[Dataset items]
* START *

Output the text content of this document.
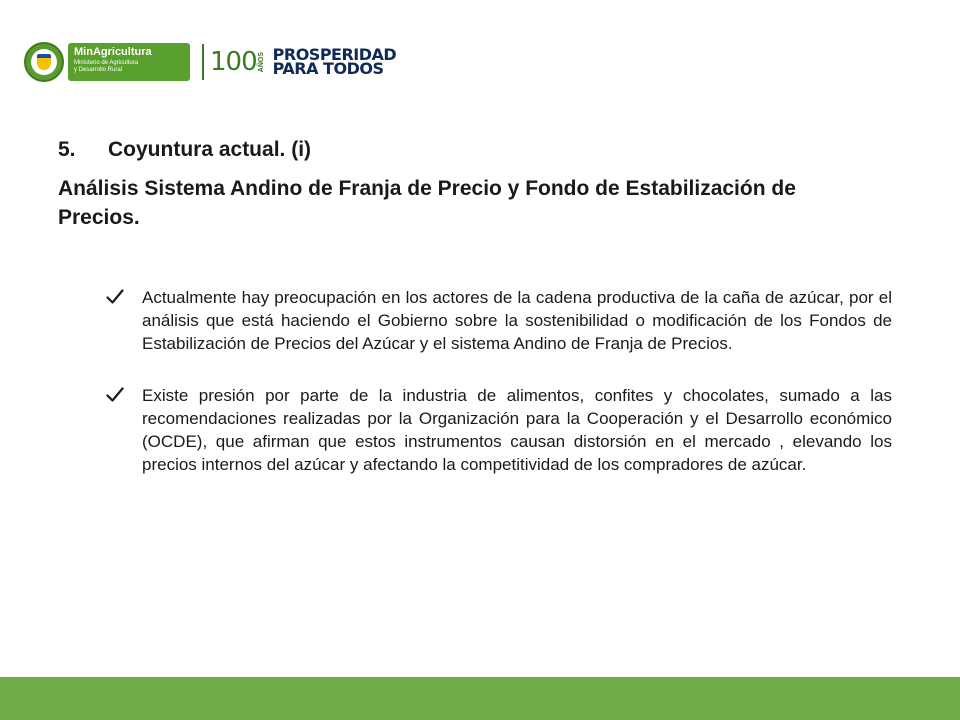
MinAgricultura
Ministerio de Agricultura
y Desarrollo Rural	100 AÑOS PROSPERIDAD
PARA TODOS
5. Coyuntura actual. (i)
Análisis Sistema Andino de Franja de Precio y Fondo de Estabilización de Precios.
Actualmente hay preocupación en los actores de la cadena productiva de la caña de azúcar, por el análisis que está haciendo el Gobierno sobre la sostenibilidad o modificación de los Fondos de Estabilización de Precios del Azúcar y el sistema Andino de Franja de Precios.
Existe presión por parte de la industria de alimentos, confites y chocolates, sumado a las recomendaciones realizadas por la Organización para la Cooperación y el Desarrollo económico (OCDE), que afirman que estos instrumentos causan distorsión en el mercado , elevando los precios internos del azúcar y afectando la competitividad de los compradores de azúcar.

* END *

**EXERCISE GOAL:** Copy out the entries verbatim and leave the images out.

**ANSWER TO THIS TASK:**
Output the text content of this document.
MinAgricultura
Ministerio de Agricultura
y Desarrollo Rural	100 AÑOS PROSPERIDAD
PARA TODOS
5. Coyuntura actual. (i)
Análisis Sistema Andino de Franja de Precio y Fondo de Estabilización de Precios.
Actualmente hay preocupación en los actores de la cadena productiva de la caña de azúcar, por el análisis que está haciendo el Gobierno sobre la sostenibilidad o modificación de los Fondos de Estabilización de Precios del Azúcar y el sistema Andino de Franja de Precios.
Existe presión por parte de la industria de alimentos, confites y chocolates, sumado a las recomendaciones realizadas por la Organización para la Cooperación y el Desarrollo económico (OCDE), que afirman que estos instrumentos causan distorsión en el mercado , elevando los precios internos del azúcar y afectando la competitividad de los compradores de azúcar.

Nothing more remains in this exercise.